**Exercise aim**: Your task is to output the data exactly as it stands.
########
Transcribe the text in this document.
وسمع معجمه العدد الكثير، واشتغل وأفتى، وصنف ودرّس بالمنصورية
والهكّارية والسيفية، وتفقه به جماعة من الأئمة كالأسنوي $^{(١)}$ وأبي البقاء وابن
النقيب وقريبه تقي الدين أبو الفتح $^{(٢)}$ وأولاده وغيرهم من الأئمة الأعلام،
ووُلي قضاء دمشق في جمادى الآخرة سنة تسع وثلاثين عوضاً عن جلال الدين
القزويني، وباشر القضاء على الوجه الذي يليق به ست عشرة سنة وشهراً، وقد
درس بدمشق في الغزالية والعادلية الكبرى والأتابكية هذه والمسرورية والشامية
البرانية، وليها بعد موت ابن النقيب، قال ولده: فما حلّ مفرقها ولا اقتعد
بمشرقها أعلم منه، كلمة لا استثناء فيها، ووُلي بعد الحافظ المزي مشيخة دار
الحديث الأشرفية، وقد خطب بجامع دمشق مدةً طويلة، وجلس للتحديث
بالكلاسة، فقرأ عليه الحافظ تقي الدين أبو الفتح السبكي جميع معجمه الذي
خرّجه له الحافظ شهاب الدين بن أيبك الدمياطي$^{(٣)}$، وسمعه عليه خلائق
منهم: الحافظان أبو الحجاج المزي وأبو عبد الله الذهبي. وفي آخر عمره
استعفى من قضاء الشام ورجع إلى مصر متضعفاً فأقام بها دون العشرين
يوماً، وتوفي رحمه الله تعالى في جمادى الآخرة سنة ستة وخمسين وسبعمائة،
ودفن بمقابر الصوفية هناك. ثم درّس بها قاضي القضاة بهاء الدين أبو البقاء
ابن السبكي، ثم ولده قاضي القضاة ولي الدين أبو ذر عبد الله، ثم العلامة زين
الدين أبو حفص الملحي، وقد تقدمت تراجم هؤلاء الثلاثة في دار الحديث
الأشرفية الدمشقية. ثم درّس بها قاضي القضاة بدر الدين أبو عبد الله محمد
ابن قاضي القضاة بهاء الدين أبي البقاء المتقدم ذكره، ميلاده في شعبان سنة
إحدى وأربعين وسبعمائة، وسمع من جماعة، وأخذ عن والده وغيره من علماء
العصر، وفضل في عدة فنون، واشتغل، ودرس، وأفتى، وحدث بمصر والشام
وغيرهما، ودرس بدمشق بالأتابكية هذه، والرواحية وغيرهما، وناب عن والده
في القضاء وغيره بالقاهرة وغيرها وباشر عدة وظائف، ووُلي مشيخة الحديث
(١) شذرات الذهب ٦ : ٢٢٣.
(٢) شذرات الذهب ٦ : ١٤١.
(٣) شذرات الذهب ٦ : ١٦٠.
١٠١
########
**Task result**:
Transcribe the text in this document.
وسمع معجمه العدد الكثير، واشتغل وأفتى، وصنف ودرّس بالمنصورية
والهكّارية والسيفية، وتفقه به جماعة من الأئمة كالأسنوي $^{(١)}$ وأبي البقاء وابن
النقيب وقريبه تقي الدين أبو الفتح $^{(٢)}$ وأولاده وغيرهم من الأئمة الأعلام،
ووُلي قضاء دمشق في جمادى الآخرة سنة تسع وثلاثين عوضاً عن جلال الدين
القزويني، وباشر القضاء على الوجه الذي يليق به ست عشرة سنة وشهراً، وقد
درس بدمشق في الغزالية والعادلية الكبرى والأتابكية هذه والمسرورية والشامية
البرانية، وليها بعد موت ابن النقيب، قال ولده: فما حلّ مفرقها ولا اقتعد
بمشرقها أعلم منه، كلمة لا استثناء فيها، ووُلي بعد الحافظ المزي مشيخة دار
الحديث الأشرفية، وقد خطب بجامع دمشق مدةً طويلة، وجلس للتحديث
بالكلاسة، فقرأ عليه الحافظ تقي الدين أبو الفتح السبكي جميع معجمه الذي
خرّجه له الحافظ شهاب الدين بن أيبك الدمياطي$^{(٣)}$، وسمعه عليه خلائق
منهم: الحافظان أبو الحجاج المزي وأبو عبد الله الذهبي. وفي آخر عمره
استعفى من قضاء الشام ورجع إلى مصر متضعفاً فأقام بها دون العشرين
يوماً، وتوفي رحمه الله تعالى في جمادى الآخرة سنة ستة وخمسين وسبعمائة،
ودفن بمقابر الصوفية هناك. ثم درّس بها قاضي القضاة بهاء الدين أبو البقاء
ابن السبكي، ثم ولده قاضي القضاة ولي الدين أبو ذر عبد الله، ثم العلامة زين
الدين أبو حفص الملحي، وقد تقدمت تراجم هؤلاء الثلاثة في دار الحديث
الأشرفية الدمشقية. ثم درّس بها قاضي القضاة بدر الدين أبو عبد الله محمد
ابن قاضي القضاة بهاء الدين أبي البقاء المتقدم ذكره، ميلاده في شعبان سنة
إحدى وأربعين وسبعمائة، وسمع من جماعة، وأخذ عن والده وغيره من علماء
العصر، وفضل في عدة فنون، واشتغل، ودرس، وأفتى، وحدث بمصر والشام
وغيرهما، ودرس بدمشق بالأتابكية هذه، والرواحية وغيرهما، وناب عن والده
في القضاء وغيره بالقاهرة وغيرها وباشر عدة وظائف، ووُلي مشيخة الحديث
(١) شذرات الذهب ٦ : ٢٢٣.
(٢) شذرات الذهب ٦ : ١٤١.
(٣) شذرات الذهب ٦ : ١٦٠.
١٠١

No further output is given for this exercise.